THE TASK: Each entry should be quoted word for word, including every mark of punctuation.

(Records from a dataset)
-- -- --

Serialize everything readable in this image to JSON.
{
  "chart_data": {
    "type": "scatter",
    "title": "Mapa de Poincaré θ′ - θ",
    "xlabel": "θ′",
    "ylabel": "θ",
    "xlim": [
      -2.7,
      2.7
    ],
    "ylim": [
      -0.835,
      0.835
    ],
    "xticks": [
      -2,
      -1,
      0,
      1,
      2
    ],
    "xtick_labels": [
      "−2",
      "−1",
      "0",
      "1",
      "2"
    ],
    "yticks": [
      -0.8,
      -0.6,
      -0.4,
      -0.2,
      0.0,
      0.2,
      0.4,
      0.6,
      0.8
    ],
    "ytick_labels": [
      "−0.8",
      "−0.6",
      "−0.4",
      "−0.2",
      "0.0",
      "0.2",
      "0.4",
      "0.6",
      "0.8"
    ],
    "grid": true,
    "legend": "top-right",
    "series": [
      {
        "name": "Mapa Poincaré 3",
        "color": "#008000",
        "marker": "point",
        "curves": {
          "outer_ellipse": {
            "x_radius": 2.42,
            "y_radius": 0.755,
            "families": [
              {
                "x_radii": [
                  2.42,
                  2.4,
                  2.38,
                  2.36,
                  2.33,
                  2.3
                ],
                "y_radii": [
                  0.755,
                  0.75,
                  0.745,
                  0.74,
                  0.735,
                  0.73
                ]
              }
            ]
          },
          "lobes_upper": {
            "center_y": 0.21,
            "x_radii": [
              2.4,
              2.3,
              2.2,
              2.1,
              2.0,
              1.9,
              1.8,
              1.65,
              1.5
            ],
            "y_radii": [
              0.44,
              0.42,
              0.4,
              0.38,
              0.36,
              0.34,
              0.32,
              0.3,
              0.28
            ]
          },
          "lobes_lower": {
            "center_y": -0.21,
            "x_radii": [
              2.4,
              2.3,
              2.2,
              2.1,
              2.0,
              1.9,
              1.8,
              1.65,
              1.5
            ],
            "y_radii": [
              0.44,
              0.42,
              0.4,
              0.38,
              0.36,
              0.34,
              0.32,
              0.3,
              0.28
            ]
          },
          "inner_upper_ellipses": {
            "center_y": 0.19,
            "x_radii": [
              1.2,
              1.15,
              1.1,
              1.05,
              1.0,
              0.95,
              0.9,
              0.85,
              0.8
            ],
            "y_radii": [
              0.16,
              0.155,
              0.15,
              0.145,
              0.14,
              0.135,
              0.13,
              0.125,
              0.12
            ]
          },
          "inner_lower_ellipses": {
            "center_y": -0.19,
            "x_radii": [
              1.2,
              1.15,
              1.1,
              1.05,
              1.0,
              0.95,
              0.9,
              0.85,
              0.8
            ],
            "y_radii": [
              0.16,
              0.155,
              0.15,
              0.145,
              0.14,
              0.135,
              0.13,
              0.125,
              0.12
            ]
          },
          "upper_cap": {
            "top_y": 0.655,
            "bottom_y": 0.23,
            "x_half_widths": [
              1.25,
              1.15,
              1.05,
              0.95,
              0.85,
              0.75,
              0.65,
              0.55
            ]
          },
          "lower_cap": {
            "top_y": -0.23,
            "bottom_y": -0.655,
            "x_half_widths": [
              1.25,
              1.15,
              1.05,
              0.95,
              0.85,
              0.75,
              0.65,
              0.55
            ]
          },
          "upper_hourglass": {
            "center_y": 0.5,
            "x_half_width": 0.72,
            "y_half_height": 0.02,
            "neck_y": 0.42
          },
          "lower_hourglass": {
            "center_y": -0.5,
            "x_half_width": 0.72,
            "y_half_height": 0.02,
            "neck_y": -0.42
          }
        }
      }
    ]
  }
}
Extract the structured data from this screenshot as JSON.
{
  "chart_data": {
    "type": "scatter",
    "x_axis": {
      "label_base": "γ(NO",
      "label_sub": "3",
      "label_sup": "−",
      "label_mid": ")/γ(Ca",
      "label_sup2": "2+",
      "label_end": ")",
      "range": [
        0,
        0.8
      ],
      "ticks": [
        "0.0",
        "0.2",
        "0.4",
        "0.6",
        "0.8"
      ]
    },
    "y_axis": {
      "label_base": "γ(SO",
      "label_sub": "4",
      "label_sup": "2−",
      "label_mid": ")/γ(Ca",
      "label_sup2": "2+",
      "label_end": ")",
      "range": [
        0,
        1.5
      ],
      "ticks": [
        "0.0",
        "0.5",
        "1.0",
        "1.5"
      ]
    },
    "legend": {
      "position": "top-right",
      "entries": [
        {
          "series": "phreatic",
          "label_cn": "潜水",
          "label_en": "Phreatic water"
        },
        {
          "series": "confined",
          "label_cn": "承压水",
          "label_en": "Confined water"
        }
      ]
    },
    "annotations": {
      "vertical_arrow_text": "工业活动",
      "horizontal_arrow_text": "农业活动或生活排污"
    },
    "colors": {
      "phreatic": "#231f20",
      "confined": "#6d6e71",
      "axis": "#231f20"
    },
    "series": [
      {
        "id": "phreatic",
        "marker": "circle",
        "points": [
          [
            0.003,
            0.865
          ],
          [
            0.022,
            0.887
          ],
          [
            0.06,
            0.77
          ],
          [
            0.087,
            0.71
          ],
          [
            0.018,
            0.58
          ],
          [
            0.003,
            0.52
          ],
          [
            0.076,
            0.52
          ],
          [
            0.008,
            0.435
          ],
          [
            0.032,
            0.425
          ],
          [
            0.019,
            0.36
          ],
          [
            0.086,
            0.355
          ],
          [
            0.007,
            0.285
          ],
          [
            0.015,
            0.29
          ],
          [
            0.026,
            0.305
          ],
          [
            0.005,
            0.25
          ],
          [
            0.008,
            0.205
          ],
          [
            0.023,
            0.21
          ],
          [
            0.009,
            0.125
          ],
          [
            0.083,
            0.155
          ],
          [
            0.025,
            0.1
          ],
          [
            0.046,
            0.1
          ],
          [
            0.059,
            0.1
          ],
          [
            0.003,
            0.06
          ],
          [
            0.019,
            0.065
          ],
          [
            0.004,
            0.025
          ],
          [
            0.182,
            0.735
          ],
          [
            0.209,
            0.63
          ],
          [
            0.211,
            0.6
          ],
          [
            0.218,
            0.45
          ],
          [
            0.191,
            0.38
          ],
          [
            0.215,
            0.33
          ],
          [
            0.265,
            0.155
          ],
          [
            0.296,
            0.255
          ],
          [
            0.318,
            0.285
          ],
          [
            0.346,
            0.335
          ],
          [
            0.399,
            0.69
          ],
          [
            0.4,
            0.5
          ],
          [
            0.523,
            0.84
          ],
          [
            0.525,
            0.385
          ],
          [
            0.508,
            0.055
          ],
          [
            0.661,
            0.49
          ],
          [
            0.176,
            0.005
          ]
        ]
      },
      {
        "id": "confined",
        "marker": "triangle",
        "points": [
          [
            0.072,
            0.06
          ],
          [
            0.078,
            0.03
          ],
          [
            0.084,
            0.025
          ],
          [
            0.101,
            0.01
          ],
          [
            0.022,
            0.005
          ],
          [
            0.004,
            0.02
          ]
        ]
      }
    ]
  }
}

-- -- --

EXERCISE OUTPUT:
Serialize everything readable in this image to JSON.
{
  "chart_data": {
    "type": "scatter",
    "title": "Mapa de Poincaré θ′ - θ",
    "xlabel": "θ′",
    "ylabel": "θ",
    "xlim": [
      -2.7,
      2.7
    ],
    "ylim": [
      -0.835,
      0.835
    ],
    "xticks": [
      -2,
      -1,
      0,
      1,
      2
    ],
    "xtick_labels": [
      "−2",
      "−1",
      "0",
      "1",
      "2"
    ],
    "yticks": [
      -0.8,
      -0.6,
      -0.4,
      -0.2,
      0.0,
      0.2,
      0.4,
      0.6,
      0.8
    ],
    "ytick_labels": [
      "−0.8",
      "−0.6",
      "−0.4",
      "−0.2",
      "0.0",
      "0.2",
      "0.4",
      "0.6",
      "0.8"
    ],
    "grid": true,
    "legend": "top-right",
    "series": [
      {
        "name": "Mapa Poincaré 3",
        "color": "#008000",
        "marker": "point",
        "curves": {
          "outer_ellipse": {
            "x_radius": 2.42,
            "y_radius": 0.755,
            "families": [
              {
                "x_radii": [
                  2.42,
                  2.4,
                  2.38,
                  2.36,
                  2.33,
                  2.3
                ],
                "y_radii": [
                  0.755,
                  0.75,
                  0.745,
                  0.74,
                  0.735,
                  0.73
                ]
              }
            ]
          },
          "lobes_upper": {
            "center_y": 0.21,
            "x_radii": [
              2.4,
              2.3,
              2.2,
              2.1,
              2.0,
              1.9,
              1.8,
              1.65,
              1.5
            ],
            "y_radii": [
              0.44,
              0.42,
              0.4,
              0.38,
              0.36,
              0.34,
              0.32,
              0.3,
              0.28
            ]
          },
          "lobes_lower": {
            "center_y": -0.21,
            "x_radii": [
              2.4,
              2.3,
              2.2,
              2.1,
              2.0,
              1.9,
              1.8,
              1.65,
              1.5
            ],
            "y_radii": [
              0.44,
              0.42,
              0.4,
              0.38,
              0.36,
              0.34,
              0.32,
              0.3,
              0.28
            ]
          },
          "inner_upper_ellipses": {
            "center_y": 0.19,
            "x_radii": [
              1.2,
              1.15,
              1.1,
              1.05,
              1.0,
              0.95,
              0.9,
              0.85,
              0.8
            ],
            "y_radii": [
              0.16,
              0.155,
              0.15,
              0.145,
              0.14,
              0.135,
              0.13,
              0.125,
              0.12
            ]
          },
          "inner_lower_ellipses": {
            "center_y": -0.19,
            "x_radii": [
              1.2,
              1.15,
              1.1,
              1.05,
              1.0,
              0.95,
              0.9,
              0.85,
              0.8
            ],
            "y_radii": [
              0.16,
              0.155,
              0.15,
              0.145,
              0.14,
              0.135,
              0.13,
              0.125,
              0.12
            ]
          },
          "upper_cap": {
            "top_y": 0.655,
            "bottom_y": 0.23,
            "x_half_widths": [
              1.25,
              1.15,
              1.05,
              0.95,
              0.85,
              0.75,
              0.65,
              0.55
            ]
          },
          "lower_cap": {
            "top_y": -0.23,
            "bottom_y": -0.655,
            "x_half_widths": [
              1.25,
              1.15,
              1.05,
              0.95,
              0.85,
              0.75,
              0.65,
              0.55
            ]
          },
          "upper_hourglass": {
            "center_y": 0.5,
            "x_half_width": 0.72,
            "y_half_height": 0.02,
            "neck_y": 0.42
          },
          "lower_hourglass": {
            "center_y": -0.5,
            "x_half_width": 0.72,
            "y_half_height": 0.02,
            "neck_y": -0.42
          }
        }
      }
    ]
  }
}
Extract the structured data from this screenshot as JSON.
{
  "chart_data": {
    "type": "scatter",
    "x_axis": {
      "label_base": "γ(NO",
      "label_sub": "3",
      "label_sup": "−",
      "label_mid": ")/γ(Ca",
      "label_sup2": "2+",
      "label_end": ")",
      "range": [
        0,
        0.8
      ],
      "ticks": [
        "0.0",
        "0.2",
        "0.4",
        "0.6",
        "0.8"
      ]
    },
    "y_axis": {
      "label_base": "γ(SO",
      "label_sub": "4",
      "label_sup": "2−",
      "label_mid": ")/γ(Ca",
      "label_sup2": "2+",
      "label_end": ")",
      "range": [
        0,
        1.5
      ],
      "ticks": [
        "0.0",
        "0.5",
        "1.0",
        "1.5"
      ]
    },
    "legend": {
      "position": "top-right",
      "entries": [
        {
          "series": "phreatic",
          "label_cn": "潜水",
          "label_en": "Phreatic water"
        },
        {
          "series": "confined",
          "label_cn": "承压水",
          "label_en": "Confined water"
        }
      ]
    },
    "annotations": {
      "vertical_arrow_text": "工业活动",
      "horizontal_arrow_text": "农业活动或生活排污"
    },
    "colors": {
      "phreatic": "#231f20",
      "confined": "#6d6e71",
      "axis": "#231f20"
    },
    "series": [
      {
        "id": "phreatic",
        "marker": "circle",
        "points": [
          [
            0.003,
            0.865
          ],
          [
            0.022,
            0.887
          ],
          [
            0.06,
            0.77
          ],
          [
            0.087,
            0.71
          ],
          [
            0.018,
            0.58
          ],
          [
            0.003,
            0.52
          ],
          [
            0.076,
            0.52
          ],
          [
            0.008,
            0.435
          ],
          [
            0.032,
            0.425
          ],
          [
            0.019,
            0.36
          ],
          [
            0.086,
            0.355
          ],
          [
            0.007,
            0.285
          ],
          [
            0.015,
            0.29
          ],
          [
            0.026,
            0.305
          ],
          [
            0.005,
            0.25
          ],
          [
            0.008,
            0.205
          ],
          [
            0.023,
            0.21
          ],
          [
            0.009,
            0.125
          ],
          [
            0.083,
            0.155
          ],
          [
            0.025,
            0.1
          ],
          [
            0.046,
            0.1
          ],
          [
            0.059,
            0.1
          ],
          [
            0.003,
            0.06
          ],
          [
            0.019,
            0.065
          ],
          [
            0.004,
            0.025
          ],
          [
            0.182,
            0.735
          ],
          [
            0.209,
            0.63
          ],
          [
            0.211,
            0.6
          ],
          [
            0.218,
            0.45
          ],
          [
            0.191,
            0.38
          ],
          [
            0.215,
            0.33
          ],
          [
            0.265,
            0.155
          ],
          [
            0.296,
            0.255
          ],
          [
            0.318,
            0.285
          ],
          [
            0.346,
            0.335
          ],
          [
            0.399,
            0.69
          ],
          [
            0.4,
            0.5
          ],
          [
            0.523,
            0.84
          ],
          [
            0.525,
            0.385
          ],
          [
            0.508,
            0.055
          ],
          [
            0.661,
            0.49
          ],
          [
            0.176,
            0.005
          ]
        ]
      },
      {
        "id": "confined",
        "marker": "triangle",
        "points": [
          [
            0.072,
            0.06
          ],
          [
            0.078,
            0.03
          ],
          [
            0.084,
            0.025
          ],
          [
            0.101,
            0.01
          ],
          [
            0.022,
            0.005
          ],
          [
            0.004,
            0.02
          ]
        ]
      }
    ]
  }
}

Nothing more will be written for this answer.